(Stored data entries)
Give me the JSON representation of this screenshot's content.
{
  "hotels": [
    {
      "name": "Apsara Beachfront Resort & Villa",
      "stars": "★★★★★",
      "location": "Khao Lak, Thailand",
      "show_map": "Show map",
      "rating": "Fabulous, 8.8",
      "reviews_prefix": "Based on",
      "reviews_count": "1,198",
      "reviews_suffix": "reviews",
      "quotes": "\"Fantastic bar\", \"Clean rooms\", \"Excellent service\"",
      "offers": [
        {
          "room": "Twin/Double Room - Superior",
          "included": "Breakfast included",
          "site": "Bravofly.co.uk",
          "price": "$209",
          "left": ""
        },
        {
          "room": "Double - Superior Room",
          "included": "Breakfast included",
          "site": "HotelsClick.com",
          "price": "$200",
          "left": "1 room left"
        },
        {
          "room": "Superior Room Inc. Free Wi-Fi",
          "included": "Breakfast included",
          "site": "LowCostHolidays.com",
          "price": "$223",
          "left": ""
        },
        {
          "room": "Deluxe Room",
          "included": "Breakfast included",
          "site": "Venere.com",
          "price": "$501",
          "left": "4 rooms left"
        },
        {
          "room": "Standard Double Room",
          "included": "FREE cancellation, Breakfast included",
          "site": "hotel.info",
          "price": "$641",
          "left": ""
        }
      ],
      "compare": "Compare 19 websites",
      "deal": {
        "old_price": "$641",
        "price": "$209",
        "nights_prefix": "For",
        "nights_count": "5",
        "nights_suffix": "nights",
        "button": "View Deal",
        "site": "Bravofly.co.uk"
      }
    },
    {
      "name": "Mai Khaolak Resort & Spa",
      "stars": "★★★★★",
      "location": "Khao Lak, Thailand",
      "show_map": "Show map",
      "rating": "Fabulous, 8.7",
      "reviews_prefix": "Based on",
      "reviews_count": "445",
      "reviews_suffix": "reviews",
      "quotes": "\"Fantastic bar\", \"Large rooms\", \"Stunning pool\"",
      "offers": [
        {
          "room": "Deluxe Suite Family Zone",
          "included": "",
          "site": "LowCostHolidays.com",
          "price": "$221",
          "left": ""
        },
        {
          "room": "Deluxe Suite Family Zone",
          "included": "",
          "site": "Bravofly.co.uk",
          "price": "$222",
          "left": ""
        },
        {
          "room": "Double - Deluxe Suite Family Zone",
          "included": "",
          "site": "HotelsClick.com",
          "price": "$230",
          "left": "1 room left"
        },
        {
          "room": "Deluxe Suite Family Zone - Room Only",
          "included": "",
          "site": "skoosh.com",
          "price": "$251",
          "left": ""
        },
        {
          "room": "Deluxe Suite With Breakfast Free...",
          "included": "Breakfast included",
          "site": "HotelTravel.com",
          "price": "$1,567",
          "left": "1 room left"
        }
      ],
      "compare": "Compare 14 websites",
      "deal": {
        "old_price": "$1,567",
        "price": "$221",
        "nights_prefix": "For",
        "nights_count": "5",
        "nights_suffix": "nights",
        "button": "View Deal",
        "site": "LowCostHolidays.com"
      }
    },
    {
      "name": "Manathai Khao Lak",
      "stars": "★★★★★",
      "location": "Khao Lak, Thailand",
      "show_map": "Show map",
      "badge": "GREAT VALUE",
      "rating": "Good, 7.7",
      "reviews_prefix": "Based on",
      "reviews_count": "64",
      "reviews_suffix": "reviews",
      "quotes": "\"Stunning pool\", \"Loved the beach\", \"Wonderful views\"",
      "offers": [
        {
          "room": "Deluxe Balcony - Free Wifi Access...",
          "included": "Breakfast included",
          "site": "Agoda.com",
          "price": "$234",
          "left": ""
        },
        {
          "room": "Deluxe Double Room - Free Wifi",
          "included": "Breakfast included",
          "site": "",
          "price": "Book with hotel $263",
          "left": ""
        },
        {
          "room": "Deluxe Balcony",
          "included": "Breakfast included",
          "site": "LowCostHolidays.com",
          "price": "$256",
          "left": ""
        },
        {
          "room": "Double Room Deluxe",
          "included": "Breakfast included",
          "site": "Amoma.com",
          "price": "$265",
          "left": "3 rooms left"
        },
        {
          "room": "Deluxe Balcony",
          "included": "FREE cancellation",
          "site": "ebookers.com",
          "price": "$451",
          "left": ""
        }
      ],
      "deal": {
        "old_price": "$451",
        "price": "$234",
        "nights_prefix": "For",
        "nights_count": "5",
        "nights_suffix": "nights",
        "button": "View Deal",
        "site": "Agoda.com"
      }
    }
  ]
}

- _Problem details_:
Select and copy every line of the listing with the word "name".

- _Task answer_:
      "name": "Apsara Beachfront Resort & Villa",
      "name": "Mai Khaolak Resort & Spa",
      "name": "Manathai Khao Lak",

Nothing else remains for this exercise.